(Stored data entries)
►
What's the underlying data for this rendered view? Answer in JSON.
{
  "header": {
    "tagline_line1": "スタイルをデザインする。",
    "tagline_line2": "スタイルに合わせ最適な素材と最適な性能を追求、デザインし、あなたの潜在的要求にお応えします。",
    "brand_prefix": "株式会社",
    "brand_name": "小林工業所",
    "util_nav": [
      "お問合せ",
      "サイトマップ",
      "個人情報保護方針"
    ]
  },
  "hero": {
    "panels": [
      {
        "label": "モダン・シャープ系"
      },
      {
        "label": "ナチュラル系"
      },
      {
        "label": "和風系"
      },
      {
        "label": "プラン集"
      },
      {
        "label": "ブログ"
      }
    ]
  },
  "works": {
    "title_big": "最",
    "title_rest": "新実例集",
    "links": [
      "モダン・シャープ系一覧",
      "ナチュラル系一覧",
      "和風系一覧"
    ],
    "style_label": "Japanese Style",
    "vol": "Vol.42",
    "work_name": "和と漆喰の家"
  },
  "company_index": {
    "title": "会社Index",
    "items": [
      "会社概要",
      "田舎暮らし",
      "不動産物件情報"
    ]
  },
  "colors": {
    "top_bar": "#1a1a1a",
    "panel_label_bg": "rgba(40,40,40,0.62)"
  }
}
◄
▶ TASK OBJECTIVE
Extract all the entries word for word.

▶ TASK ANSWER
What's the underlying data for this rendered view? Answer in JSON.
{
  "header": {
    "tagline_line1": "スタイルをデザインする。",
    "tagline_line2": "スタイルに合わせ最適な素材と最適な性能を追求、デザインし、あなたの潜在的要求にお応えします。",
    "brand_prefix": "株式会社",
    "brand_name": "小林工業所",
    "util_nav": [
      "お問合せ",
      "サイトマップ",
      "個人情報保護方針"
    ]
  },
  "hero": {
    "panels": [
      {
        "label": "モダン・シャープ系"
      },
      {
        "label": "ナチュラル系"
      },
      {
        "label": "和風系"
      },
      {
        "label": "プラン集"
      },
      {
        "label": "ブログ"
      }
    ]
  },
  "works": {
    "title_big": "最",
    "title_rest": "新実例集",
    "links": [
      "モダン・シャープ系一覧",
      "ナチュラル系一覧",
      "和風系一覧"
    ],
    "style_label": "Japanese Style",
    "vol": "Vol.42",
    "work_name": "和と漆喰の家"
  },
  "company_index": {
    "title": "会社Index",
    "items": [
      "会社概要",
      "田舎暮らし",
      "不動産物件情報"
    ]
  },
  "colors": {
    "top_bar": "#1a1a1a",
    "panel_label_bg": "rgba(40,40,40,0.62)"
  }
}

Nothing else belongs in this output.